** start Task material **

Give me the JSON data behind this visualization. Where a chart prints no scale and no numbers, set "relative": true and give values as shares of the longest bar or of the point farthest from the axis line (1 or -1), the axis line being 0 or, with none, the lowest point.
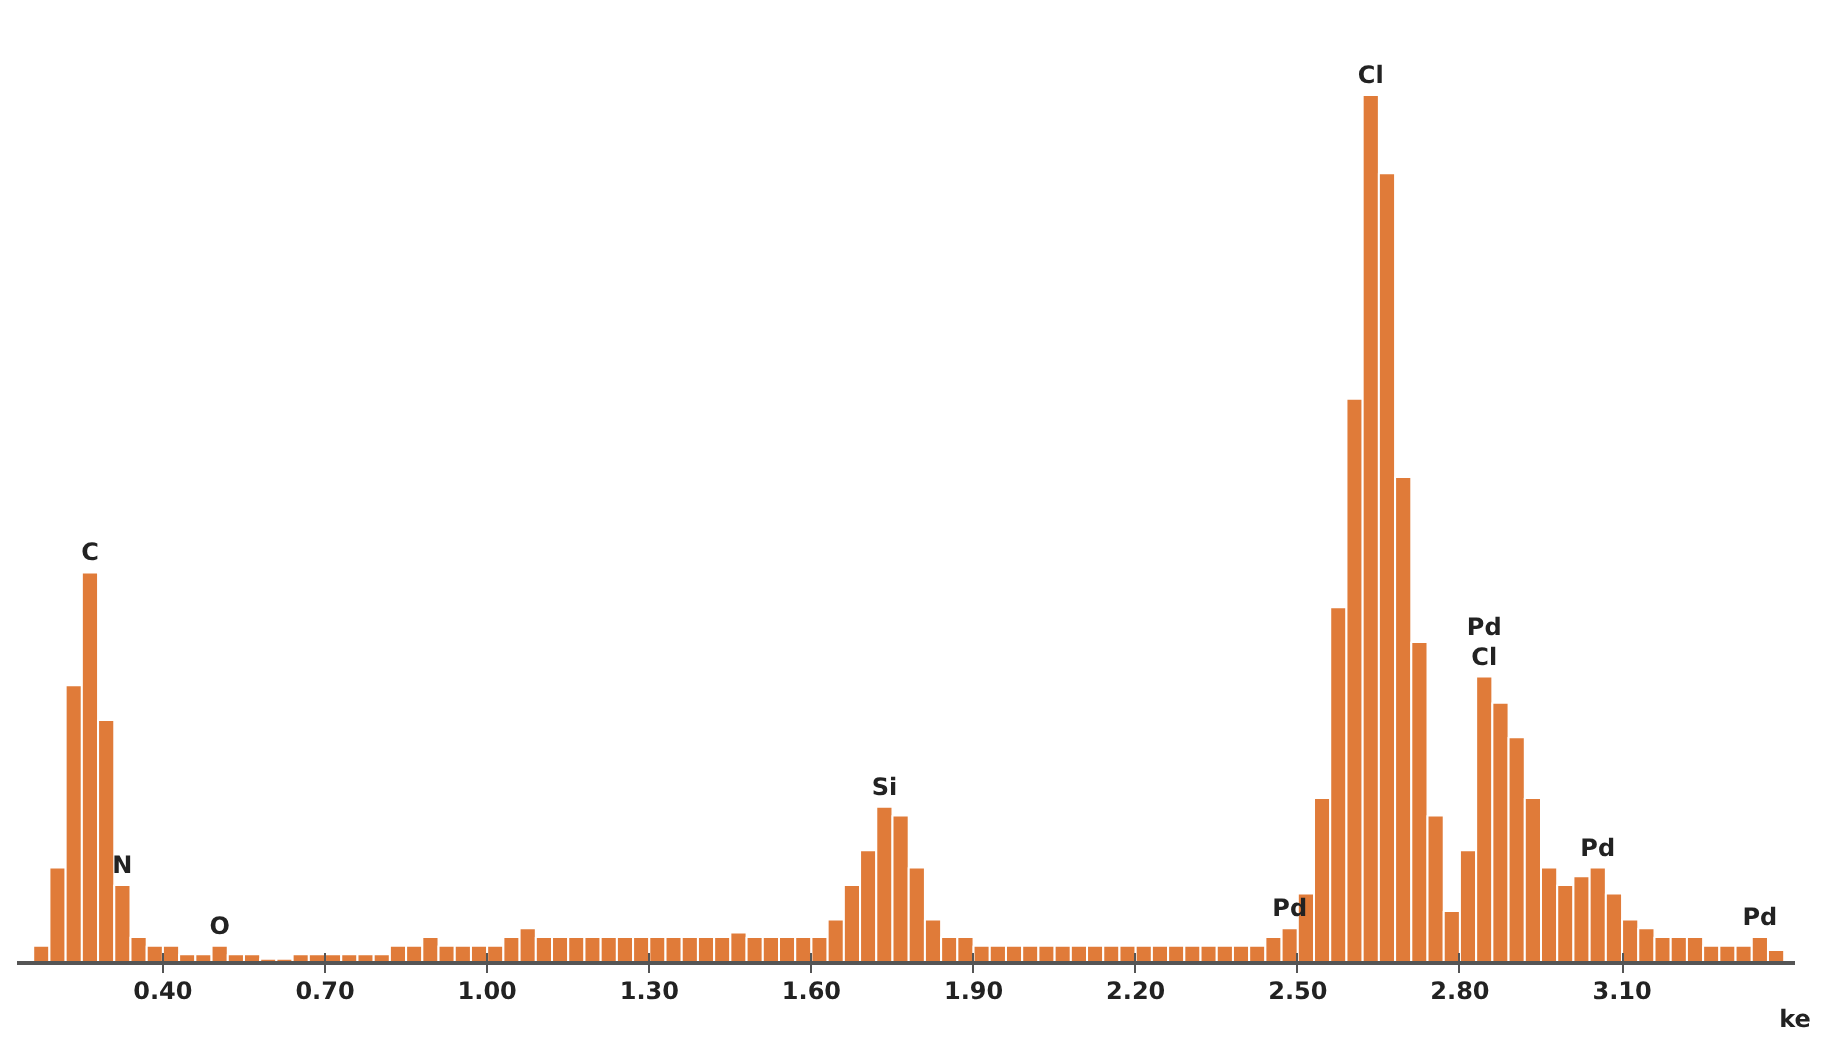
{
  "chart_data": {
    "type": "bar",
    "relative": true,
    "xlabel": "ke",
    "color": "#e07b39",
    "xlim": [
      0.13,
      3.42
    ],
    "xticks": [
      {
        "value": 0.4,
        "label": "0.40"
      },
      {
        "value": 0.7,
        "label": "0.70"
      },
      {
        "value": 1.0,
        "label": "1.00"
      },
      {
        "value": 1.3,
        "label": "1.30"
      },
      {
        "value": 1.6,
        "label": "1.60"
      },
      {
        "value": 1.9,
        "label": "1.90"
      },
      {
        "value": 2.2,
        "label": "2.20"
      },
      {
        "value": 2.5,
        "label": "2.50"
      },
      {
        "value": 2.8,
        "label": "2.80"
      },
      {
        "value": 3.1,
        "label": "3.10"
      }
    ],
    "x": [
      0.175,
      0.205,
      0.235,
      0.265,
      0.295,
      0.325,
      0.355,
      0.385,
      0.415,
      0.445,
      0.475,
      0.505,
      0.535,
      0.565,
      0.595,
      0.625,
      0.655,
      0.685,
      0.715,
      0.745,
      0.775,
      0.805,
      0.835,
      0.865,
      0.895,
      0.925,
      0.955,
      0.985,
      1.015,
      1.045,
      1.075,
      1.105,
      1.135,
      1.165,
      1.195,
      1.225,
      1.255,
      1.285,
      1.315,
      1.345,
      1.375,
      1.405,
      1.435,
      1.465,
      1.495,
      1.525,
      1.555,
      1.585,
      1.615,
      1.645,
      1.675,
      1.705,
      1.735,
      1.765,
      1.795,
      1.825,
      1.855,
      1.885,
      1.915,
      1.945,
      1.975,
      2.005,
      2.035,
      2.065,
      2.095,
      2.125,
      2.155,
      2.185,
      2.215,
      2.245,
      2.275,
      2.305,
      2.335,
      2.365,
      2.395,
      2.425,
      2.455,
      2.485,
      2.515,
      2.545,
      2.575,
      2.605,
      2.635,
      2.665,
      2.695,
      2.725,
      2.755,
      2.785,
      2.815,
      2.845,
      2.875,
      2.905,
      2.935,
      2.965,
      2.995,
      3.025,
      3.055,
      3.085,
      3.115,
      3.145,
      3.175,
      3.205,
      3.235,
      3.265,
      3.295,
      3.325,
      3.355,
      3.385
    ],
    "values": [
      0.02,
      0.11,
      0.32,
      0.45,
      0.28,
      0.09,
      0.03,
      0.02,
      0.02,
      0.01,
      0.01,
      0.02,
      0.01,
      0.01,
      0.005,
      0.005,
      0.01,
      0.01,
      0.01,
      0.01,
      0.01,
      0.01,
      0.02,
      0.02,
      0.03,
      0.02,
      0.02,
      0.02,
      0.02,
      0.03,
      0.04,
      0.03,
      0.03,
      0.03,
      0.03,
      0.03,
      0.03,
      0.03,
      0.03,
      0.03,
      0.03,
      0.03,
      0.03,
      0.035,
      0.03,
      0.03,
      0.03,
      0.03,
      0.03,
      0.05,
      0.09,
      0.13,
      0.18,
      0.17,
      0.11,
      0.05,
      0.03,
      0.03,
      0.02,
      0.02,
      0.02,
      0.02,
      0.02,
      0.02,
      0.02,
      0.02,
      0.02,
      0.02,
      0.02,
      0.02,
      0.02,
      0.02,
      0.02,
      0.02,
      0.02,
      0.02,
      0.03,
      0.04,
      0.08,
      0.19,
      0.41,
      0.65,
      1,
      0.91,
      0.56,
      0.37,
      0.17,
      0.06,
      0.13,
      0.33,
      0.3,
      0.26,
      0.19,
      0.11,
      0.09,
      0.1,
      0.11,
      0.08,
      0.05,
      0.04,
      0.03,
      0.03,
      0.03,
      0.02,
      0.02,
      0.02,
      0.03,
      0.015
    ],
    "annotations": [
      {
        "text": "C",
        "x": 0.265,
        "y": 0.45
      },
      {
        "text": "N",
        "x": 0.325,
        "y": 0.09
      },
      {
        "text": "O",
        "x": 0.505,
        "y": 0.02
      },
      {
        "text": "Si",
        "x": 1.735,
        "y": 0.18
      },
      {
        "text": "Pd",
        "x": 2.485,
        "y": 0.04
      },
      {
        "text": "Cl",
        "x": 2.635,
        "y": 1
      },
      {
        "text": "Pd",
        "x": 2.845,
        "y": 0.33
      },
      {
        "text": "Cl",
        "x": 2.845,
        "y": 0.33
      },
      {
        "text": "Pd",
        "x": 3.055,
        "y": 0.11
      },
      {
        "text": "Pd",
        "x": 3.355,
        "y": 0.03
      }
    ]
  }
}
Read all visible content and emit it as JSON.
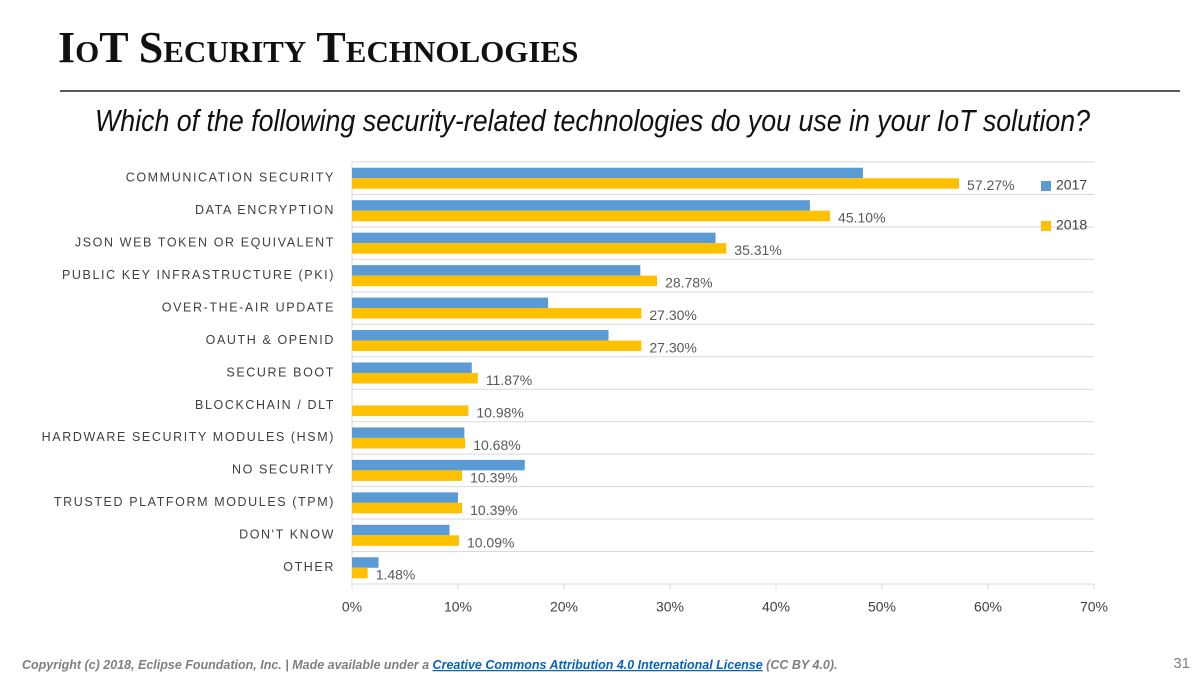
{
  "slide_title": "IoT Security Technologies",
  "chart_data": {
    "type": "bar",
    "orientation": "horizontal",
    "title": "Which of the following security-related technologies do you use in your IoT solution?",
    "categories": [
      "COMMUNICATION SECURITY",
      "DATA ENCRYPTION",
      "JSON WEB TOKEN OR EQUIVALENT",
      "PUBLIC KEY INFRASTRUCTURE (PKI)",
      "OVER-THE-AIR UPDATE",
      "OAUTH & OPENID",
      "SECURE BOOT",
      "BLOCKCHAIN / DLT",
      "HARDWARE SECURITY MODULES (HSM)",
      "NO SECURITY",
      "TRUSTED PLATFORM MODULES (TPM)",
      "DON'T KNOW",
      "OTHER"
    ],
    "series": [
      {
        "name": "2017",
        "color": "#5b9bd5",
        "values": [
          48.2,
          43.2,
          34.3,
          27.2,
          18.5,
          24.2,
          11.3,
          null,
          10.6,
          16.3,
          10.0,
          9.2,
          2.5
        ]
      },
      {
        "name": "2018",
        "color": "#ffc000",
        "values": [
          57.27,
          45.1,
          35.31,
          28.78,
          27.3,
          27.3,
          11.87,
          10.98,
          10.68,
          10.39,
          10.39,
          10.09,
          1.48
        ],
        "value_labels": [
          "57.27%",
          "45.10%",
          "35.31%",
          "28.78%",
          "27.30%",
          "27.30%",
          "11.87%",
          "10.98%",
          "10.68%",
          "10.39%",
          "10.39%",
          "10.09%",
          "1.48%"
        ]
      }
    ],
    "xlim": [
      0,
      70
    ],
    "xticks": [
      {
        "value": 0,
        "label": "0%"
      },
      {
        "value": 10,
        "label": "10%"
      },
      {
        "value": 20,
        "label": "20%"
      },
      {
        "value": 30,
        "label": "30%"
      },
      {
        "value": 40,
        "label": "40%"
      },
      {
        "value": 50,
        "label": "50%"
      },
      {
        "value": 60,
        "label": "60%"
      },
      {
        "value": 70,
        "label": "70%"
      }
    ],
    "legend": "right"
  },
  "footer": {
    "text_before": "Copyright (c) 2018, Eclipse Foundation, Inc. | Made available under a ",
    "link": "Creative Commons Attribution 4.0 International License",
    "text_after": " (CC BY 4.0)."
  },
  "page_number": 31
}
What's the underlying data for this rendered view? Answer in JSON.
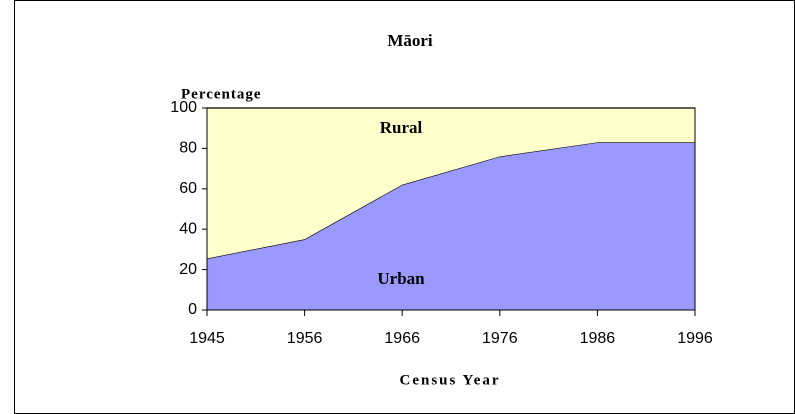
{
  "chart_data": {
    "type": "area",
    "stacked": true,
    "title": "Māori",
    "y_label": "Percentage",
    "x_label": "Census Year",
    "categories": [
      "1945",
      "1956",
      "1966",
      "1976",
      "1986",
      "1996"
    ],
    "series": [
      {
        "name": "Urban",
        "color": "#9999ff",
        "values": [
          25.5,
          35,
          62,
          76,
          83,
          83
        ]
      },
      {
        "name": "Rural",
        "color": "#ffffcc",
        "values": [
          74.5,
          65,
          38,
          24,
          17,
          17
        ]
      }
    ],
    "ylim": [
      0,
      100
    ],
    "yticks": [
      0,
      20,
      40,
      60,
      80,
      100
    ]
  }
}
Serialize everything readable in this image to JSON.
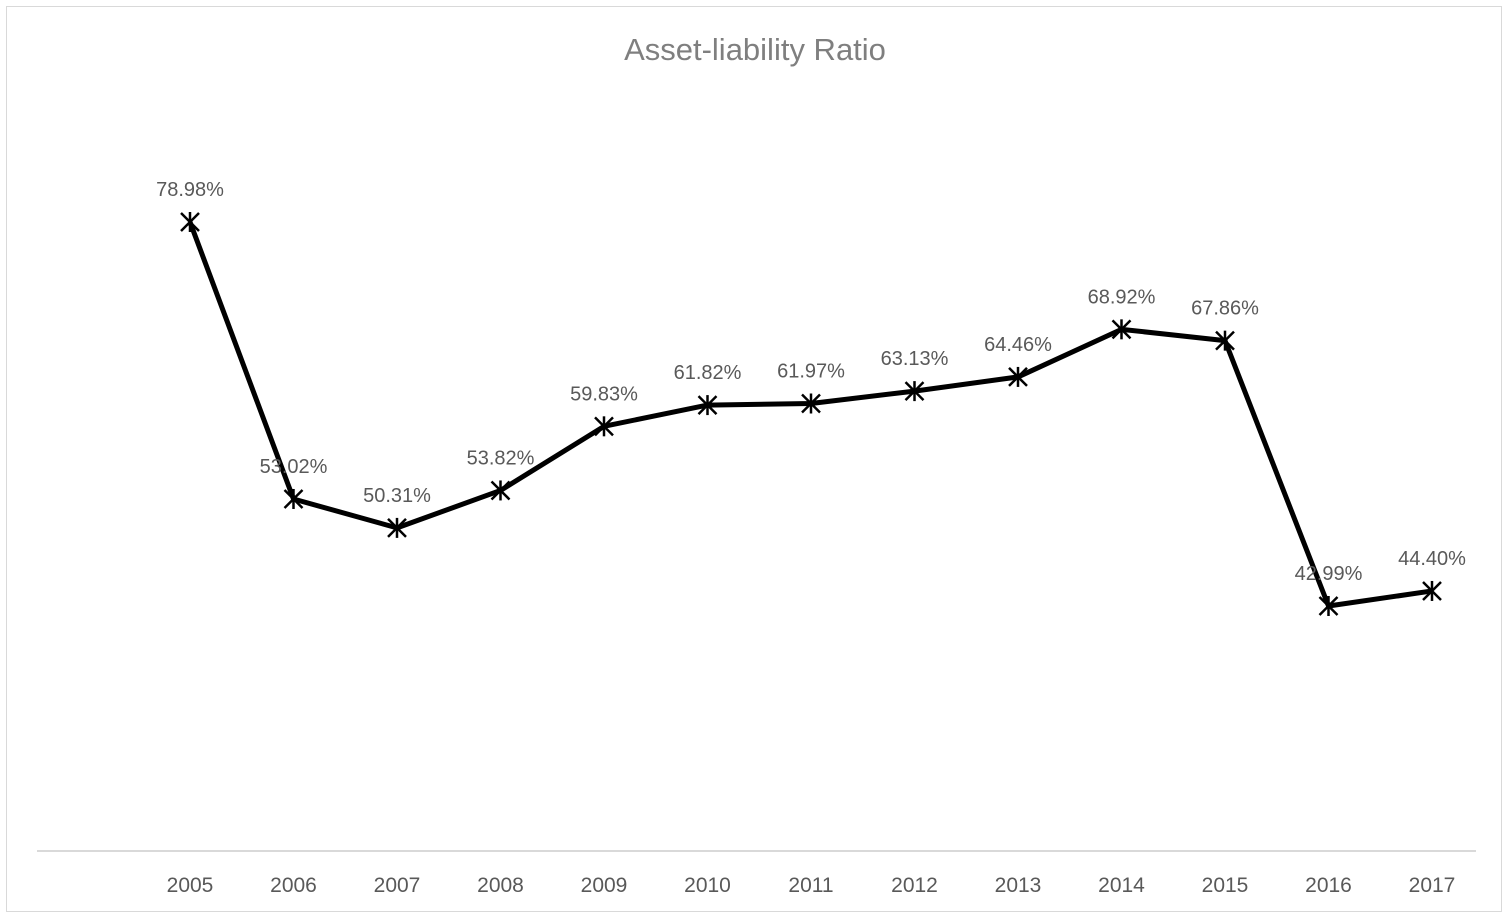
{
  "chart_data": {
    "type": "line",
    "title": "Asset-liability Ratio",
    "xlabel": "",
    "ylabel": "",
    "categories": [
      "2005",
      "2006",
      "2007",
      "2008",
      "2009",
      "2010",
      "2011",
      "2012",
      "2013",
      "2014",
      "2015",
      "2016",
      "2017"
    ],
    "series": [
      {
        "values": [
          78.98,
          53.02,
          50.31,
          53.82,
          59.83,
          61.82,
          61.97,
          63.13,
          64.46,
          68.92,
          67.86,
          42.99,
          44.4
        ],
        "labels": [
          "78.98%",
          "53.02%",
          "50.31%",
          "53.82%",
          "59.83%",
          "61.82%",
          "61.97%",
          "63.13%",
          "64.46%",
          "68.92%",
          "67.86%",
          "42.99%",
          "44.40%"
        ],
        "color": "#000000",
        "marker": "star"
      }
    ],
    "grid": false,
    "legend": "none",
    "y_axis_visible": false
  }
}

** end Task material **

Using the entries above, return each line in which the word "name" occurs.

        "name": "2017",
        "name": "2018",
        "name": "Urban",
        "name": "Rural",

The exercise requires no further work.